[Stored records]

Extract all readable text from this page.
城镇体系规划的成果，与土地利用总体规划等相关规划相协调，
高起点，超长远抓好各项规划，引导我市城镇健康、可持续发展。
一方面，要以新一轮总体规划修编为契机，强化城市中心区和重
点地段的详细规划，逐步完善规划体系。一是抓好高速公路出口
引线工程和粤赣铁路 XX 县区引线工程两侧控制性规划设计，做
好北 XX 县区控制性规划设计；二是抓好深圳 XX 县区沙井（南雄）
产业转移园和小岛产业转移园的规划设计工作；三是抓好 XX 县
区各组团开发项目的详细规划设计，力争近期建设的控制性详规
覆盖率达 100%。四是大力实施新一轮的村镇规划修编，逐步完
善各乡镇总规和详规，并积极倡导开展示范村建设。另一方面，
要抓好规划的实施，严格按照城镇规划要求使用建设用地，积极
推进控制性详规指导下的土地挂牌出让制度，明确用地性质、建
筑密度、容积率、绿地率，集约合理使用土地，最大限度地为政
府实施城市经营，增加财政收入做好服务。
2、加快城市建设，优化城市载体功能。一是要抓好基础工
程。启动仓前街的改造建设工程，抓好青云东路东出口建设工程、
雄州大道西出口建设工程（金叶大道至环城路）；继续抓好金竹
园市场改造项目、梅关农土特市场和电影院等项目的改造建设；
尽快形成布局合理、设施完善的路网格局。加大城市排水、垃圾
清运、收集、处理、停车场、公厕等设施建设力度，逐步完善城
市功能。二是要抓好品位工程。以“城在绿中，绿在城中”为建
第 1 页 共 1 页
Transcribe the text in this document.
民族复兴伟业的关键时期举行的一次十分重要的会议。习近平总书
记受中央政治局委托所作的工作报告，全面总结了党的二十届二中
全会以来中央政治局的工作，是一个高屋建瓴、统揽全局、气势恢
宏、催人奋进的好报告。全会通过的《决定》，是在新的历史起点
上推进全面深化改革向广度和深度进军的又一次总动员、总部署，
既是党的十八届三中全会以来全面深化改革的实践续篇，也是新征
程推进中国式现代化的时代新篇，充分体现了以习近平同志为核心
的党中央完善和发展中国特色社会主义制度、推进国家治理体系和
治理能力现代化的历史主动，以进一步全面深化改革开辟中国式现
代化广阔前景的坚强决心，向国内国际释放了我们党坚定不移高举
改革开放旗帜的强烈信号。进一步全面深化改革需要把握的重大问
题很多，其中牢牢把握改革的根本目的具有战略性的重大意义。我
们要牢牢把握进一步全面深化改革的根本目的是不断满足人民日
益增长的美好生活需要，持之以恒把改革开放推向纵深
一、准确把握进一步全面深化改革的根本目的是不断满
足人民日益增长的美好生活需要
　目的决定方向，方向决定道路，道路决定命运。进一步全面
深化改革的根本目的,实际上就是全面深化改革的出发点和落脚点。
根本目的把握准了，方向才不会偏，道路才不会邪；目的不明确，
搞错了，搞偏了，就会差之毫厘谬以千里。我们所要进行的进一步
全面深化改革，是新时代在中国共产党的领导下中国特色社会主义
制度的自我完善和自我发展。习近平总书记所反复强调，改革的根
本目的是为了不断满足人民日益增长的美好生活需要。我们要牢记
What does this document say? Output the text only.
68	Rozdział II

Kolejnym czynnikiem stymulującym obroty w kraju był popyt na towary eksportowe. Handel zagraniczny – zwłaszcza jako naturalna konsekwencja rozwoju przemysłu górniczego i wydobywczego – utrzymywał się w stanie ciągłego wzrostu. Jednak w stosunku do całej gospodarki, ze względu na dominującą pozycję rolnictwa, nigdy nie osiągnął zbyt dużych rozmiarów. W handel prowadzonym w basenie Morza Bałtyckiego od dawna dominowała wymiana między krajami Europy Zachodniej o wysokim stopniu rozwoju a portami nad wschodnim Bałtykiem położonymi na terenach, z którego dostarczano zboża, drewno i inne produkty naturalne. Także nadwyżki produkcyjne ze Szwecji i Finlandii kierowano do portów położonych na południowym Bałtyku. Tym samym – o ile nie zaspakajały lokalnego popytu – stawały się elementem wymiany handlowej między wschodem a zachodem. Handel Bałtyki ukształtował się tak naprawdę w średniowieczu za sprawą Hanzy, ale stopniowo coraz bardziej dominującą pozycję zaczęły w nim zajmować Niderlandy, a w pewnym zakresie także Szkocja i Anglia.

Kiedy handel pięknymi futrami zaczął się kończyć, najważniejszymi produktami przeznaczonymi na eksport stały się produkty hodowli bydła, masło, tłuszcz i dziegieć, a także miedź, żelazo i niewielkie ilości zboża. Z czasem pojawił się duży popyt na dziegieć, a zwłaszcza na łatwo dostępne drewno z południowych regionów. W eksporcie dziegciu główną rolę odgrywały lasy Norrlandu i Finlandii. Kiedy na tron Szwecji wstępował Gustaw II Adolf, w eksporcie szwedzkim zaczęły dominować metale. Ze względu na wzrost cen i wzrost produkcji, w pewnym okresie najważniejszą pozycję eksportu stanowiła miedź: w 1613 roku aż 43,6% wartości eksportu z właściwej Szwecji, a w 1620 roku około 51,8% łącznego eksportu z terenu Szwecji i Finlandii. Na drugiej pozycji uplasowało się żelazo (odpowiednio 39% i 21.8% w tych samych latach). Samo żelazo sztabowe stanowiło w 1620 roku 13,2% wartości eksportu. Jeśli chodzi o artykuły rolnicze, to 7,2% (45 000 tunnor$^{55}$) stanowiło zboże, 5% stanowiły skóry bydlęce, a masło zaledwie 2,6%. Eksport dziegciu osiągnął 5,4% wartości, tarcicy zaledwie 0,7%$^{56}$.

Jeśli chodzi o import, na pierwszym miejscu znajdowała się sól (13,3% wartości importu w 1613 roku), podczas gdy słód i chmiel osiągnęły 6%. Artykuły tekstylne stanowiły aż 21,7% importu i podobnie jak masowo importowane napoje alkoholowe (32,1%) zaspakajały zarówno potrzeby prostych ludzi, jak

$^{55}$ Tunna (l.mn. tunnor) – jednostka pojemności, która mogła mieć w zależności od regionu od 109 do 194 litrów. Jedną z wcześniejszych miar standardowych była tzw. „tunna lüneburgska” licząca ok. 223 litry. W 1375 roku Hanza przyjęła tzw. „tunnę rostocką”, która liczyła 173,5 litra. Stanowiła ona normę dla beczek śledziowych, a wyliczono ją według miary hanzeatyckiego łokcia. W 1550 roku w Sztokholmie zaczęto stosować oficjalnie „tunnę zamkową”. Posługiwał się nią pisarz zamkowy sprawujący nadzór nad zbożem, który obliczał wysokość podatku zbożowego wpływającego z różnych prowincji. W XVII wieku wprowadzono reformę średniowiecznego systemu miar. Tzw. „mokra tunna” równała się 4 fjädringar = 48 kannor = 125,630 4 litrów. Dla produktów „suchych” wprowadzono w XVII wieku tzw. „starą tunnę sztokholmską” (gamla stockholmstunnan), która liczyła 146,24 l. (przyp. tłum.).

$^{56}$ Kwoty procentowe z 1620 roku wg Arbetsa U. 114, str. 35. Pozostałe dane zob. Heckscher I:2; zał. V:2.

#### [DIRECTIVE]
What number of lines in the records contain the word "this"? Answer with that number alone.

#### [EXERCISE SOLUTION]
3